## begin Records for the exercise
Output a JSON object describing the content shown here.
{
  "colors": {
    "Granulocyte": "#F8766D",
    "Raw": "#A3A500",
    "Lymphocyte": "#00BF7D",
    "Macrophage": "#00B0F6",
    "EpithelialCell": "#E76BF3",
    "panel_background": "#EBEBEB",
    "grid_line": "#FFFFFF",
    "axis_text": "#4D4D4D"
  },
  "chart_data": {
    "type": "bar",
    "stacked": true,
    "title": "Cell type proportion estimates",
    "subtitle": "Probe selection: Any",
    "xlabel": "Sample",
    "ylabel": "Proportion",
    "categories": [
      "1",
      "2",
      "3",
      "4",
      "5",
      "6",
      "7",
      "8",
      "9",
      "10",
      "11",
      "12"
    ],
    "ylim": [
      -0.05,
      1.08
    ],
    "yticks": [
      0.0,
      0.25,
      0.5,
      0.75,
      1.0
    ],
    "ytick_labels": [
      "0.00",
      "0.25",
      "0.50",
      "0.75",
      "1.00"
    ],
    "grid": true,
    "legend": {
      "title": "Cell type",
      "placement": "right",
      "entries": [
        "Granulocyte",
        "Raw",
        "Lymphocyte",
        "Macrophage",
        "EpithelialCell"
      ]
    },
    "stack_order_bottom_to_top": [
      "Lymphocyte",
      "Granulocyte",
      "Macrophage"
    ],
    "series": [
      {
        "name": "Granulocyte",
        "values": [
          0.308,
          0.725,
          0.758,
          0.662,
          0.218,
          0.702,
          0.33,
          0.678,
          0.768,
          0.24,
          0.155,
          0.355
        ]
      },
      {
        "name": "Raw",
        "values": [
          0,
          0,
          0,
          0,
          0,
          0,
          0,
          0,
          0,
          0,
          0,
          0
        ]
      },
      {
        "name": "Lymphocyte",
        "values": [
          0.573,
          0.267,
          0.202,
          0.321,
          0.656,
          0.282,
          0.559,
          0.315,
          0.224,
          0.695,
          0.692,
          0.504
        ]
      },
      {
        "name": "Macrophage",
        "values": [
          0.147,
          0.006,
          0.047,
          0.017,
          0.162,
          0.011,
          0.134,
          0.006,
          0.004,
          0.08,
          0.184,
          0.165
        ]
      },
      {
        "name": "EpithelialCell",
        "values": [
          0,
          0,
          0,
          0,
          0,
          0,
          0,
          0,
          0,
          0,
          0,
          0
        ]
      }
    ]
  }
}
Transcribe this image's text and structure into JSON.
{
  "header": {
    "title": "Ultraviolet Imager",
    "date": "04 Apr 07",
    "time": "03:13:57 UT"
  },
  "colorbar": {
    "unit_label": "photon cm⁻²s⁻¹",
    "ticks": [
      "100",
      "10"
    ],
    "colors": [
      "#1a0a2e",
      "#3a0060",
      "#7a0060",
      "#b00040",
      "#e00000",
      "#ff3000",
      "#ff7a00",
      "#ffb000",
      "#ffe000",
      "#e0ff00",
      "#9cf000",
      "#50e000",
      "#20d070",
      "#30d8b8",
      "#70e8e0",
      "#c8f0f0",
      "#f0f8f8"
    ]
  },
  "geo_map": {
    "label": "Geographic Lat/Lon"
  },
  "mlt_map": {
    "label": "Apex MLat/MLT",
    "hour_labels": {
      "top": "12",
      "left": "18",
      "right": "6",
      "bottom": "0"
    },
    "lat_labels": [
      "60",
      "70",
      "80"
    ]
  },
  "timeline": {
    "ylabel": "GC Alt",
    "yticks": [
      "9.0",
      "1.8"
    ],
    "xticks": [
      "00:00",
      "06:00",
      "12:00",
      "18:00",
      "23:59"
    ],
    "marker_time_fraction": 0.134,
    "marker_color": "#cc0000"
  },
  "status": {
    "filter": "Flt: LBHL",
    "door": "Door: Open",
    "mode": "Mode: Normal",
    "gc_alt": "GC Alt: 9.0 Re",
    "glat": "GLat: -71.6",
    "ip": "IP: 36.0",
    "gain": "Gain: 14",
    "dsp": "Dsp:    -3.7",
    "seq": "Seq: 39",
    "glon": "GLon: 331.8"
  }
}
## end Records for the exercise
#### [Your goal]
Reproduce the entries above in full, verbatim.

#### [Solution to the exercise]
Output a JSON object describing the content shown here.
{
  "colors": {
    "Granulocyte": "#F8766D",
    "Raw": "#A3A500",
    "Lymphocyte": "#00BF7D",
    "Macrophage": "#00B0F6",
    "EpithelialCell": "#E76BF3",
    "panel_background": "#EBEBEB",
    "grid_line": "#FFFFFF",
    "axis_text": "#4D4D4D"
  },
  "chart_data": {
    "type": "bar",
    "stacked": true,
    "title": "Cell type proportion estimates",
    "subtitle": "Probe selection: Any",
    "xlabel": "Sample",
    "ylabel": "Proportion",
    "categories": [
      "1",
      "2",
      "3",
      "4",
      "5",
      "6",
      "7",
      "8",
      "9",
      "10",
      "11",
      "12"
    ],
    "ylim": [
      -0.05,
      1.08
    ],
    "yticks": [
      0.0,
      0.25,
      0.5,
      0.75,
      1.0
    ],
    "ytick_labels": [
      "0.00",
      "0.25",
      "0.50",
      "0.75",
      "1.00"
    ],
    "grid": true,
    "legend": {
      "title": "Cell type",
      "placement": "right",
      "entries": [
        "Granulocyte",
        "Raw",
        "Lymphocyte",
        "Macrophage",
        "EpithelialCell"
      ]
    },
    "stack_order_bottom_to_top": [
      "Lymphocyte",
      "Granulocyte",
      "Macrophage"
    ],
    "series": [
      {
        "name": "Granulocyte",
        "values": [
          0.308,
          0.725,
          0.758,
          0.662,
          0.218,
          0.702,
          0.33,
          0.678,
          0.768,
          0.24,
          0.155,
          0.355
        ]
      },
      {
        "name": "Raw",
        "values": [
          0,
          0,
          0,
          0,
          0,
          0,
          0,
          0,
          0,
          0,
          0,
          0
        ]
      },
      {
        "name": "Lymphocyte",
        "values": [
          0.573,
          0.267,
          0.202,
          0.321,
          0.656,
          0.282,
          0.559,
          0.315,
          0.224,
          0.695,
          0.692,
          0.504
        ]
      },
      {
        "name": "Macrophage",
        "values": [
          0.147,
          0.006,
          0.047,
          0.017,
          0.162,
          0.011,
          0.134,
          0.006,
          0.004,
          0.08,
          0.184,
          0.165
        ]
      },
      {
        "name": "EpithelialCell",
        "values": [
          0,
          0,
          0,
          0,
          0,
          0,
          0,
          0,
          0,
          0,
          0,
          0
        ]
      }
    ]
  }
}
Transcribe this image's text and structure into JSON.
{
  "header": {
    "title": "Ultraviolet Imager",
    "date": "04 Apr 07",
    "time": "03:13:57 UT"
  },
  "colorbar": {
    "unit_label": "photon cm⁻²s⁻¹",
    "ticks": [
      "100",
      "10"
    ],
    "colors": [
      "#1a0a2e",
      "#3a0060",
      "#7a0060",
      "#b00040",
      "#e00000",
      "#ff3000",
      "#ff7a00",
      "#ffb000",
      "#ffe000",
      "#e0ff00",
      "#9cf000",
      "#50e000",
      "#20d070",
      "#30d8b8",
      "#70e8e0",
      "#c8f0f0",
      "#f0f8f8"
    ]
  },
  "geo_map": {
    "label": "Geographic Lat/Lon"
  },
  "mlt_map": {
    "label": "Apex MLat/MLT",
    "hour_labels": {
      "top": "12",
      "left": "18",
      "right": "6",
      "bottom": "0"
    },
    "lat_labels": [
      "60",
      "70",
      "80"
    ]
  },
  "timeline": {
    "ylabel": "GC Alt",
    "yticks": [
      "9.0",
      "1.8"
    ],
    "xticks": [
      "00:00",
      "06:00",
      "12:00",
      "18:00",
      "23:59"
    ],
    "marker_time_fraction": 0.134,
    "marker_color": "#cc0000"
  },
  "status": {
    "filter": "Flt: LBHL",
    "door": "Door: Open",
    "mode": "Mode: Normal",
    "gc_alt": "GC Alt: 9.0 Re",
    "glat": "GLat: -71.6",
    "ip": "IP: 36.0",
    "gain": "Gain: 14",
    "dsp": "Dsp:    -3.7",
    "seq": "Seq: 39",
    "glon": "GLon: 331.8"
  }
}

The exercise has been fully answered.